## start Stored records

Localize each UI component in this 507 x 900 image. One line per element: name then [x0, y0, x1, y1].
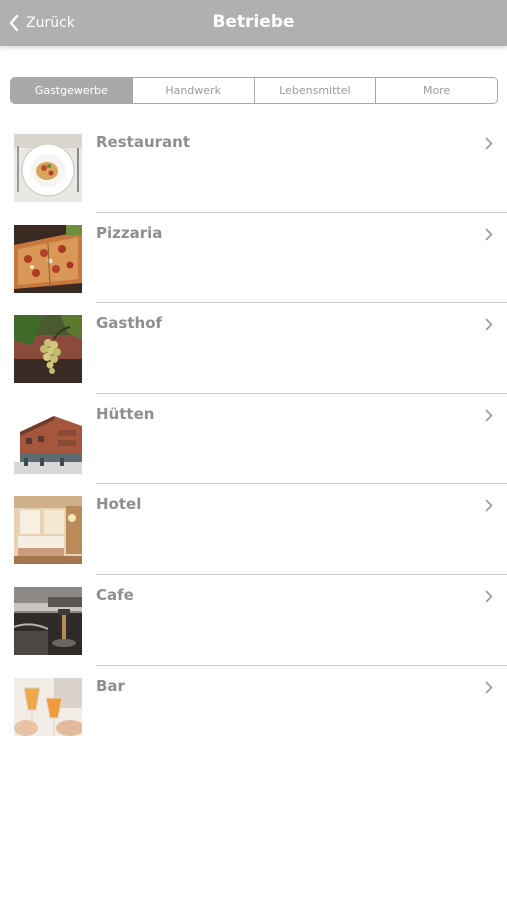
- chevron-right-icon: [485, 409, 493, 422]
- cafe-thumbnail: [14, 586, 82, 655]
- navigation-bar: Zurück Betriebe: [0, 0, 507, 46]
- pizzaria-thumbnail: [14, 224, 82, 293]
- chevron-right-icon: [485, 681, 493, 694]
- business-list: Restaurant Pizzaria Gasthof Hütten Hotel…: [0, 122, 507, 756]
- list-item-hotel[interactable]: Hotel: [0, 484, 507, 575]
- tab-handwerk[interactable]: Handwerk: [132, 78, 255, 103]
- bar-thumbnail: [14, 677, 82, 746]
- chevron-right-icon: [485, 318, 493, 331]
- list-item-gasthof[interactable]: Gasthof: [0, 303, 507, 394]
- gasthof-thumbnail: [14, 315, 82, 384]
- list-item-cafe[interactable]: Cafe: [0, 575, 507, 666]
- tab-gastgewerbe[interactable]: Gastgewerbe: [11, 78, 133, 103]
- tab-more[interactable]: More: [376, 78, 497, 103]
- chevron-right-icon: [485, 590, 493, 603]
- list-item-pizzaria[interactable]: Pizzaria: [0, 213, 507, 304]
- list-item-label: Bar: [96, 676, 125, 695]
- list-item-huetten[interactable]: Hütten: [0, 394, 507, 485]
- list-item-label: Cafe: [96, 585, 134, 604]
- huetten-thumbnail: [14, 405, 82, 474]
- hotel-thumbnail: [14, 496, 82, 565]
- list-item-label: Restaurant: [96, 133, 190, 151]
- list-item-restaurant[interactable]: Restaurant: [0, 122, 507, 213]
- list-item-label: Hotel: [96, 495, 142, 514]
- category-segmented-control: Gastgewerbe Handwerk Lebensmittel More: [10, 77, 498, 104]
- chevron-right-icon: [485, 499, 493, 512]
- list-item-label: Gasthof: [96, 314, 163, 333]
- page-title: Betriebe: [212, 12, 295, 32]
- chevron-right-icon: [485, 137, 493, 150]
- list-item-label: Hütten: [96, 404, 155, 423]
- chevron-right-icon: [485, 228, 493, 241]
- restaurant-thumbnail: [14, 134, 82, 202]
- tab-lebensmittel[interactable]: Lebensmittel: [254, 78, 377, 103]
- list-item-label: Pizzaria: [96, 223, 163, 242]
- list-item-bar[interactable]: Bar: [0, 666, 507, 757]
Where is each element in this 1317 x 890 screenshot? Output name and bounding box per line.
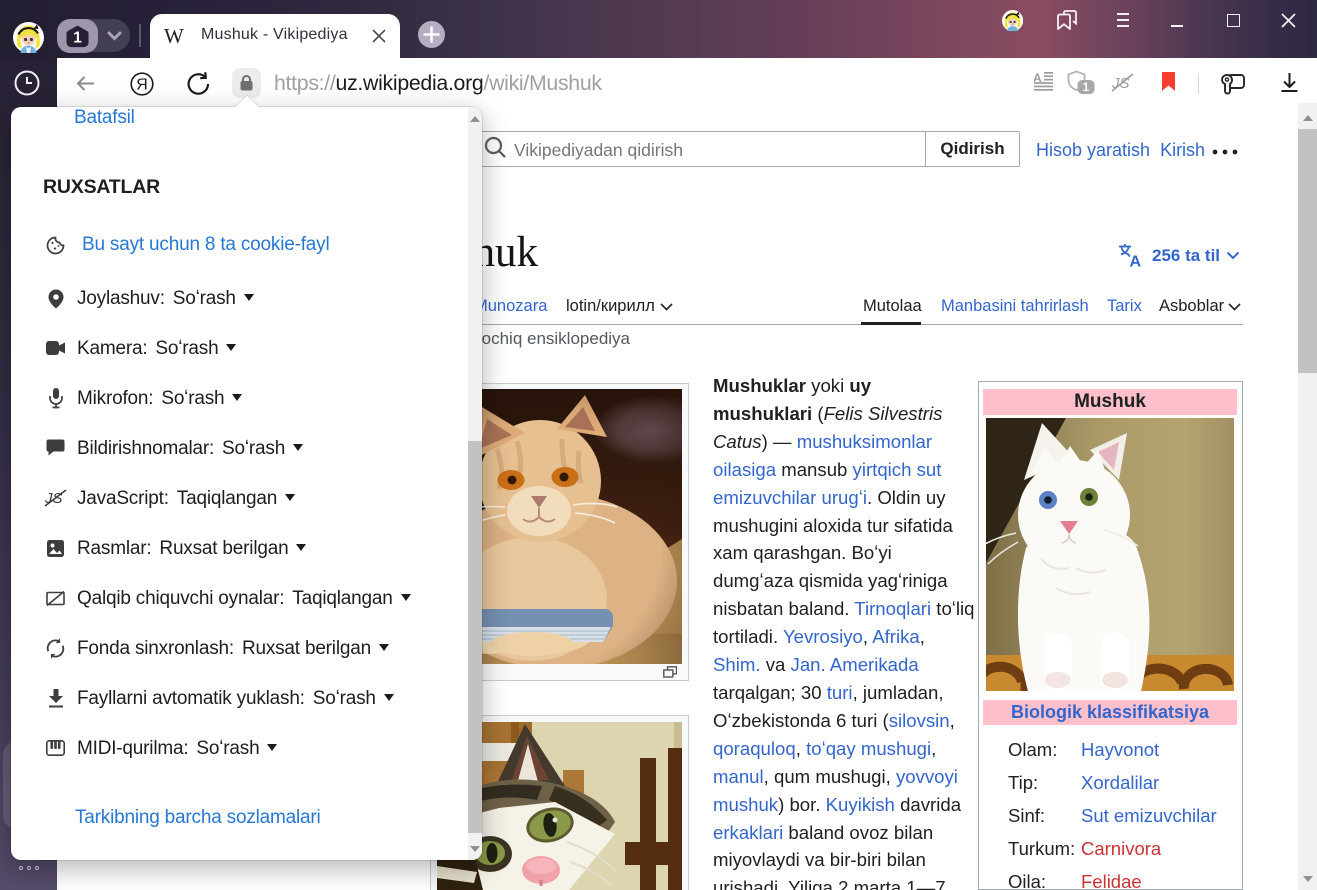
svg-text:1: 1 — [73, 29, 82, 46]
svg-text:R: R — [136, 77, 148, 94]
svg-text:1: 1 — [1083, 82, 1090, 94]
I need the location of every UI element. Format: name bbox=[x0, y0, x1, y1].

## end Stored records

__What to work on__
Reproduce all of the data above line for line, without changing anything, but leave out the pictures.

__Expected answer__
Localize each UI component in this 507 x 900 image. One line per element: name then [x0, y0, x1, y1].
- chevron-right-icon: [485, 409, 493, 422]
- cafe-thumbnail: [14, 586, 82, 655]
- navigation-bar: Zurück Betriebe: [0, 0, 507, 46]
- pizzaria-thumbnail: [14, 224, 82, 293]
- chevron-right-icon: [485, 681, 493, 694]
- business-list: Restaurant Pizzaria Gasthof Hütten Hotel…: [0, 122, 507, 756]
- list-item-hotel[interactable]: Hotel: [0, 484, 507, 575]
- tab-handwerk[interactable]: Handwerk: [132, 78, 255, 103]
- bar-thumbnail: [14, 677, 82, 746]
- chevron-right-icon: [485, 318, 493, 331]
- list-item-gasthof[interactable]: Gasthof: [0, 303, 507, 394]
- gasthof-thumbnail: [14, 315, 82, 384]
- list-item-cafe[interactable]: Cafe: [0, 575, 507, 666]
- tab-gastgewerbe[interactable]: Gastgewerbe: [11, 78, 133, 103]
- tab-more[interactable]: More: [376, 78, 497, 103]
- chevron-right-icon: [485, 590, 493, 603]
- list-item-pizzaria[interactable]: Pizzaria: [0, 213, 507, 304]
- list-item-label: Bar: [96, 676, 125, 695]
- list-item-huetten[interactable]: Hütten: [0, 394, 507, 485]
- list-item-label: Cafe: [96, 585, 134, 604]
- huetten-thumbnail: [14, 405, 82, 474]
- hotel-thumbnail: [14, 496, 82, 565]
- list-item-label: Restaurant: [96, 133, 190, 151]
- list-item-restaurant[interactable]: Restaurant: [0, 122, 507, 213]
- list-item-label: Hotel: [96, 495, 142, 514]
- category-segmented-control: Gastgewerbe Handwerk Lebensmittel More: [10, 77, 498, 104]
- chevron-right-icon: [485, 499, 493, 512]
- list-item-label: Gasthof: [96, 314, 163, 333]
- page-title: Betriebe: [212, 12, 295, 32]
- chevron-right-icon: [485, 137, 493, 150]
- list-item-label: Hütten: [96, 404, 155, 423]
- chevron-right-icon: [485, 228, 493, 241]
- restaurant-thumbnail: [14, 134, 82, 202]
- tab-lebensmittel[interactable]: Lebensmittel: [254, 78, 377, 103]
- list-item-label: Pizzaria: [96, 223, 163, 242]
- list-item-bar[interactable]: Bar: [0, 666, 507, 757]
Where is each element in this 1317 x 890 screenshot? Output name and bounding box per line.
svg-text:1: 1 — [73, 29, 82, 46]
svg-text:R: R — [136, 77, 148, 94]
svg-text:1: 1 — [1083, 82, 1090, 94]
I need the location of every UI element. Format: name bbox=[x0, y0, x1, y1].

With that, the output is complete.